WORK TO BE COMPLETED
Output the entries verbatim, including every line.

RECORDS FOR THIS EXERCISE
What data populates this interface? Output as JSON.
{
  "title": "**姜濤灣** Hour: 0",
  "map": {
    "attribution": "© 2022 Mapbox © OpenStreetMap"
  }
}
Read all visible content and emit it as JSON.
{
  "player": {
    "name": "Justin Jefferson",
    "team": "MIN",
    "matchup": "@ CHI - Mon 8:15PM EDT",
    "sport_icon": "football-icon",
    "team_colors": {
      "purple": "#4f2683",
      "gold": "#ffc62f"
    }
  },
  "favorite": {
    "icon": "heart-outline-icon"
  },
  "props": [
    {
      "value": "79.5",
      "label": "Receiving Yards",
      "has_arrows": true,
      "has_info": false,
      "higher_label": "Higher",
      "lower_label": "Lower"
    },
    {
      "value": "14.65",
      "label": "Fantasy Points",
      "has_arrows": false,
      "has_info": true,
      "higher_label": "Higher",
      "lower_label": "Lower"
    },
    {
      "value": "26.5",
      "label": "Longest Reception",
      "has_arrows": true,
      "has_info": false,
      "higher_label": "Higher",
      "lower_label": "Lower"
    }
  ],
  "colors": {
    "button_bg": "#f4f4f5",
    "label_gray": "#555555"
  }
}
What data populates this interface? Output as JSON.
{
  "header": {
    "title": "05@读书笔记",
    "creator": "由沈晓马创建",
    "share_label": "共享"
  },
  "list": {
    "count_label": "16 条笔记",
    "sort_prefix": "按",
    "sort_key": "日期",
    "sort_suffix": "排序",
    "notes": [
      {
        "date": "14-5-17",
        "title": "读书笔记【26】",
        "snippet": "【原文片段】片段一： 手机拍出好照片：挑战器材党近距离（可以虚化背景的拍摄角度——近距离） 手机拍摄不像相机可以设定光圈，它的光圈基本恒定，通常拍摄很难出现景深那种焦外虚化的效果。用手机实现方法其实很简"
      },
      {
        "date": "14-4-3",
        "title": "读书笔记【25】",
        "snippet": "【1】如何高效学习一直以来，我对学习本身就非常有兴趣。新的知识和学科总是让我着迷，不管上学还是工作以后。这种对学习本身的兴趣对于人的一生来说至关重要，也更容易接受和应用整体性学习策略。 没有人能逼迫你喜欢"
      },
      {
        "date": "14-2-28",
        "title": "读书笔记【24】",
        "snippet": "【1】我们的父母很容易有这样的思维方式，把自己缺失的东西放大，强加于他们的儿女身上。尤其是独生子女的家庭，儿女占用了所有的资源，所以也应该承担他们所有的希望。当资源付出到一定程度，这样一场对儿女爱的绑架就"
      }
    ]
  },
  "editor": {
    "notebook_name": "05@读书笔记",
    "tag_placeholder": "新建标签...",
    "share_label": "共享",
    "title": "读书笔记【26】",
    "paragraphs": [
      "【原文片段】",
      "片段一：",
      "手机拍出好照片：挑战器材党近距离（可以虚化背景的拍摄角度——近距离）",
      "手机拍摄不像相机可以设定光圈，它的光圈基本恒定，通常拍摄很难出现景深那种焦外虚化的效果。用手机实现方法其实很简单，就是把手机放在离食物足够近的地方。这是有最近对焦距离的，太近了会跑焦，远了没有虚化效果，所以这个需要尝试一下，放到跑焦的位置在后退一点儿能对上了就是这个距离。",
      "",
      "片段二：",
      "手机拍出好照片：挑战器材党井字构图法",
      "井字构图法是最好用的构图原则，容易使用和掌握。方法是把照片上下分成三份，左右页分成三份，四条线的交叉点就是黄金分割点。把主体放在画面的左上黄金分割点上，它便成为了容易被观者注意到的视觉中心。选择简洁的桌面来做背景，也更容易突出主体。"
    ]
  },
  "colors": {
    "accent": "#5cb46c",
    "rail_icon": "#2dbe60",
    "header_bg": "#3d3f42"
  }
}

FULL ANSWER
What data populates this interface? Output as JSON.
{
  "title": "**姜濤灣** Hour: 0",
  "map": {
    "attribution": "© 2022 Mapbox © OpenStreetMap"
  }
}
Read all visible content and emit it as JSON.
{
  "player": {
    "name": "Justin Jefferson",
    "team": "MIN",
    "matchup": "@ CHI - Mon 8:15PM EDT",
    "sport_icon": "football-icon",
    "team_colors": {
      "purple": "#4f2683",
      "gold": "#ffc62f"
    }
  },
  "favorite": {
    "icon": "heart-outline-icon"
  },
  "props": [
    {
      "value": "79.5",
      "label": "Receiving Yards",
      "has_arrows": true,
      "has_info": false,
      "higher_label": "Higher",
      "lower_label": "Lower"
    },
    {
      "value": "14.65",
      "label": "Fantasy Points",
      "has_arrows": false,
      "has_info": true,
      "higher_label": "Higher",
      "lower_label": "Lower"
    },
    {
      "value": "26.5",
      "label": "Longest Reception",
      "has_arrows": true,
      "has_info": false,
      "higher_label": "Higher",
      "lower_label": "Lower"
    }
  ],
  "colors": {
    "button_bg": "#f4f4f5",
    "label_gray": "#555555"
  }
}
What data populates this interface? Output as JSON.
{
  "header": {
    "title": "05@读书笔记",
    "creator": "由沈晓马创建",
    "share_label": "共享"
  },
  "list": {
    "count_label": "16 条笔记",
    "sort_prefix": "按",
    "sort_key": "日期",
    "sort_suffix": "排序",
    "notes": [
      {
        "date": "14-5-17",
        "title": "读书笔记【26】",
        "snippet": "【原文片段】片段一： 手机拍出好照片：挑战器材党近距离（可以虚化背景的拍摄角度——近距离） 手机拍摄不像相机可以设定光圈，它的光圈基本恒定，通常拍摄很难出现景深那种焦外虚化的效果。用手机实现方法其实很简"
      },
      {
        "date": "14-4-3",
        "title": "读书笔记【25】",
        "snippet": "【1】如何高效学习一直以来，我对学习本身就非常有兴趣。新的知识和学科总是让我着迷，不管上学还是工作以后。这种对学习本身的兴趣对于人的一生来说至关重要，也更容易接受和应用整体性学习策略。 没有人能逼迫你喜欢"
      },
      {
        "date": "14-2-28",
        "title": "读书笔记【24】",
        "snippet": "【1】我们的父母很容易有这样的思维方式，把自己缺失的东西放大，强加于他们的儿女身上。尤其是独生子女的家庭，儿女占用了所有的资源，所以也应该承担他们所有的希望。当资源付出到一定程度，这样一场对儿女爱的绑架就"
      }
    ]
  },
  "editor": {
    "notebook_name": "05@读书笔记",
    "tag_placeholder": "新建标签...",
    "share_label": "共享",
    "title": "读书笔记【26】",
    "paragraphs": [
      "【原文片段】",
      "片段一：",
      "手机拍出好照片：挑战器材党近距离（可以虚化背景的拍摄角度——近距离）",
      "手机拍摄不像相机可以设定光圈，它的光圈基本恒定，通常拍摄很难出现景深那种焦外虚化的效果。用手机实现方法其实很简单，就是把手机放在离食物足够近的地方。这是有最近对焦距离的，太近了会跑焦，远了没有虚化效果，所以这个需要尝试一下，放到跑焦的位置在后退一点儿能对上了就是这个距离。",
      "",
      "片段二：",
      "手机拍出好照片：挑战器材党井字构图法",
      "井字构图法是最好用的构图原则，容易使用和掌握。方法是把照片上下分成三份，左右页分成三份，四条线的交叉点就是黄金分割点。把主体放在画面的左上黄金分割点上，它便成为了容易被观者注意到的视觉中心。选择简洁的桌面来做背景，也更容易突出主体。"
    ]
  },
  "colors": {
    "accent": "#5cb46c",
    "rail_icon": "#2dbe60",
    "header_bg": "#3d3f42"
  }
}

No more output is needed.